A run of records:
---

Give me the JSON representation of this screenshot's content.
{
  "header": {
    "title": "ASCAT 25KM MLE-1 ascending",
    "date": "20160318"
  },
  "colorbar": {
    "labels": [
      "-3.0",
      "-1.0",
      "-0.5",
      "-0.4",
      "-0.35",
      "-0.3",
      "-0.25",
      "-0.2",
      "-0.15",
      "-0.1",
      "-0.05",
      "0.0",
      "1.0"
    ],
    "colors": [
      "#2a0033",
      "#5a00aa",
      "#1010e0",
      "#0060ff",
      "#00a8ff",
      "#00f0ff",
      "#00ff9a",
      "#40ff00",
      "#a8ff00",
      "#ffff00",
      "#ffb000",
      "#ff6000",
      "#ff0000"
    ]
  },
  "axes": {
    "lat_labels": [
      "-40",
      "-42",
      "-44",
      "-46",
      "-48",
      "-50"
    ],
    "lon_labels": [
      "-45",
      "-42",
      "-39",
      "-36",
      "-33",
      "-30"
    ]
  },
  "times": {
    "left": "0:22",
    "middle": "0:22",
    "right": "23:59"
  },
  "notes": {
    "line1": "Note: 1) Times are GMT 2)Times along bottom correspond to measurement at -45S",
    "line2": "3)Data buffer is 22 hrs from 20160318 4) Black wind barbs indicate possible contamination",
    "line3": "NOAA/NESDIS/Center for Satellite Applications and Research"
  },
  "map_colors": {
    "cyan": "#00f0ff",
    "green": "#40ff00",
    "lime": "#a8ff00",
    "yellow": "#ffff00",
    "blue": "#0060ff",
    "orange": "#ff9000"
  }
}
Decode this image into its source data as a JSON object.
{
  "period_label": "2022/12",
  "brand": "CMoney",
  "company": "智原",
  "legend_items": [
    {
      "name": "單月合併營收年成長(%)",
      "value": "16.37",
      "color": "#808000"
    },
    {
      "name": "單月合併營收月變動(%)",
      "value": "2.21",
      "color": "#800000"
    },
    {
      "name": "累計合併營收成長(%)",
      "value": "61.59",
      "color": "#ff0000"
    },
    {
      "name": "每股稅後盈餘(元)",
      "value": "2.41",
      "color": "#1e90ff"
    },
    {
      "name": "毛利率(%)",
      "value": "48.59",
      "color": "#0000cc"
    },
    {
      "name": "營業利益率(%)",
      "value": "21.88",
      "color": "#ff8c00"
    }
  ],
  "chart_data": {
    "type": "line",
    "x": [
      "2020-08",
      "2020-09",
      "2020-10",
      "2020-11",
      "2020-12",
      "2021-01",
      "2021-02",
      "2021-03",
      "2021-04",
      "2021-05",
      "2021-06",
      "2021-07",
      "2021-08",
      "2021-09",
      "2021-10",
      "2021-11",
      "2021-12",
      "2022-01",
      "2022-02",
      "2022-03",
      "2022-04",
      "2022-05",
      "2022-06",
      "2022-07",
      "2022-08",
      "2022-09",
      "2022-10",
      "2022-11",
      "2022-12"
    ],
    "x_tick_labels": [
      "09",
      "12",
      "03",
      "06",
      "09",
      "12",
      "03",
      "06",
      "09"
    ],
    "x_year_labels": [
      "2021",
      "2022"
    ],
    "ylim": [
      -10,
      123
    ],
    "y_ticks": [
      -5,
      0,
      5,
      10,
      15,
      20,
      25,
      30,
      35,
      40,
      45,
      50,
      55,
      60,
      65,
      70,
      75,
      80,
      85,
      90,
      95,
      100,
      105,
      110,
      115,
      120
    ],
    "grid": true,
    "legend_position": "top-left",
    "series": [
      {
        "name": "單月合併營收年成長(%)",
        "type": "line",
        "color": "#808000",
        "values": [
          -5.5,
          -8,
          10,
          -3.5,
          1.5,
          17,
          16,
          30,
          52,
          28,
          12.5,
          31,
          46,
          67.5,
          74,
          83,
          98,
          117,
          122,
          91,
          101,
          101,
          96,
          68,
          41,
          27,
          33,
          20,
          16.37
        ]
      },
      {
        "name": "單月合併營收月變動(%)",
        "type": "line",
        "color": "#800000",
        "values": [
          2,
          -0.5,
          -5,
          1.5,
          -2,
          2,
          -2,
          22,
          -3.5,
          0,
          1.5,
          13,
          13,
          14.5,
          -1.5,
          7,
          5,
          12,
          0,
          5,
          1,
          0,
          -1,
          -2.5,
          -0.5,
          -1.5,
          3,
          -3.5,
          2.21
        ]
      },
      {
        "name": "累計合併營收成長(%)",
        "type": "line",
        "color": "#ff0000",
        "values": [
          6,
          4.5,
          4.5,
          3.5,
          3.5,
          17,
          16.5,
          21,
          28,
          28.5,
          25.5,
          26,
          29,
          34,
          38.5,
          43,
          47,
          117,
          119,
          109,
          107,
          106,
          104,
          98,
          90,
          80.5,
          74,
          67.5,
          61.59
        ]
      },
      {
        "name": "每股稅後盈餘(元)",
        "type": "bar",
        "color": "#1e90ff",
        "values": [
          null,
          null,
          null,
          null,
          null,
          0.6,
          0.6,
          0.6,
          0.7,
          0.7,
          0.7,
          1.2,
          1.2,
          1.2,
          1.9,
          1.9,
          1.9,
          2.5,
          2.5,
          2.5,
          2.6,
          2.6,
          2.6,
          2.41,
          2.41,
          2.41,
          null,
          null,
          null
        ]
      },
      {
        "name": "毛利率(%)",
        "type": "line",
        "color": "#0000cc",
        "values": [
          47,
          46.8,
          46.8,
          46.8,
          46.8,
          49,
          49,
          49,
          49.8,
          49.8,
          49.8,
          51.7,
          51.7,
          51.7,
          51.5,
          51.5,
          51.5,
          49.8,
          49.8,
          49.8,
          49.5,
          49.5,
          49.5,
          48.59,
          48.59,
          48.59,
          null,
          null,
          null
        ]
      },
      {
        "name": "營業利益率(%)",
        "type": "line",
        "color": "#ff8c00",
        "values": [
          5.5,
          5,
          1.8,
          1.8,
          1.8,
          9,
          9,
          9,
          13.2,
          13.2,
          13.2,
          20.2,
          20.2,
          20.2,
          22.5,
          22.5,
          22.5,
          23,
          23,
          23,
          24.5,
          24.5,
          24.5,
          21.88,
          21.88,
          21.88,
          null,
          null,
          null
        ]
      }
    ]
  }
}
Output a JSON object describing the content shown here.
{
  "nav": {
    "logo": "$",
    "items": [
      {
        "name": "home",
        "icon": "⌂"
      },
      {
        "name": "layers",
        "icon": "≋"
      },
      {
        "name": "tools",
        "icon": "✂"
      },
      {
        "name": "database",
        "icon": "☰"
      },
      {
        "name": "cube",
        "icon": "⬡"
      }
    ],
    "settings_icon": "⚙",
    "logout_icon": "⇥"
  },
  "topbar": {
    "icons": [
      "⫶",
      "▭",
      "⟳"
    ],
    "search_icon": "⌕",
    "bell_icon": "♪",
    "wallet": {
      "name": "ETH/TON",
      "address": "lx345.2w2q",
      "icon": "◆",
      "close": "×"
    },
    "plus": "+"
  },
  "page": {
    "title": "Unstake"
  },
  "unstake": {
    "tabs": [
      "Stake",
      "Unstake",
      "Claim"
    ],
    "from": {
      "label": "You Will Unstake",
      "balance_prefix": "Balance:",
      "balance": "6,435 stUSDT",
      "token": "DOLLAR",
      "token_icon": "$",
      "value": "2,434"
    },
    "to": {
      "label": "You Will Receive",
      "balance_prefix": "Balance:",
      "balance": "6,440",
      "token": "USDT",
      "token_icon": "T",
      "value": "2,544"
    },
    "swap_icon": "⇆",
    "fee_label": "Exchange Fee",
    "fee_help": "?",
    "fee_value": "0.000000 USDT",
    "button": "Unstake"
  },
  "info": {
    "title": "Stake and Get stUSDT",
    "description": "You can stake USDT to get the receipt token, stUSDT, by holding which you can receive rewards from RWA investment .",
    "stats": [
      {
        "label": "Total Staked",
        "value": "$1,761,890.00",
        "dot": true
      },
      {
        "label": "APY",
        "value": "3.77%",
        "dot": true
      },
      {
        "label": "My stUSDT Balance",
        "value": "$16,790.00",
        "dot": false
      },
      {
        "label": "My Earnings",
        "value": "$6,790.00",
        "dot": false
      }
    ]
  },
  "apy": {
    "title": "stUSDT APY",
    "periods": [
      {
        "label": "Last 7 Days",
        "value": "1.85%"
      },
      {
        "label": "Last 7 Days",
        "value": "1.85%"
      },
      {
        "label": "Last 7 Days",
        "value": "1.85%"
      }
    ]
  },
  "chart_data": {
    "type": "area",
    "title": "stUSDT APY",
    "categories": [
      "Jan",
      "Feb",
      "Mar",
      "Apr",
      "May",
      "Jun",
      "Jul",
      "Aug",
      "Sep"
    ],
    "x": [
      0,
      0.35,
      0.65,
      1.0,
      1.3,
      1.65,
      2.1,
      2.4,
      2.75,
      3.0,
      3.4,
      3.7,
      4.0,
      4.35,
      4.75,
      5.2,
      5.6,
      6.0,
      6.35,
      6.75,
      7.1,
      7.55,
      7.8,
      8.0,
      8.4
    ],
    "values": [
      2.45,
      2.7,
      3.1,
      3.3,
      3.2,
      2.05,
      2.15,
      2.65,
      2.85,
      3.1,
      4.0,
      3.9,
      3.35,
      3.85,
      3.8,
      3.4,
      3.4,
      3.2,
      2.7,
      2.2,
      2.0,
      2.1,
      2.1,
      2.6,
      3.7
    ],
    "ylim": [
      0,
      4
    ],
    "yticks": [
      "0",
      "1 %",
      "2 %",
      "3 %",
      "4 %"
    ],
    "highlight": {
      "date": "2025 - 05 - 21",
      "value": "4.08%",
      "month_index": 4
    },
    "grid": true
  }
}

---

**TO DO**
Using the records above, copy each line that contains "this".

**SOLUTION TO THE PROBLEM**
Give me the JSON representation of this screenshot's content.
Decode this image into its source data as a JSON object.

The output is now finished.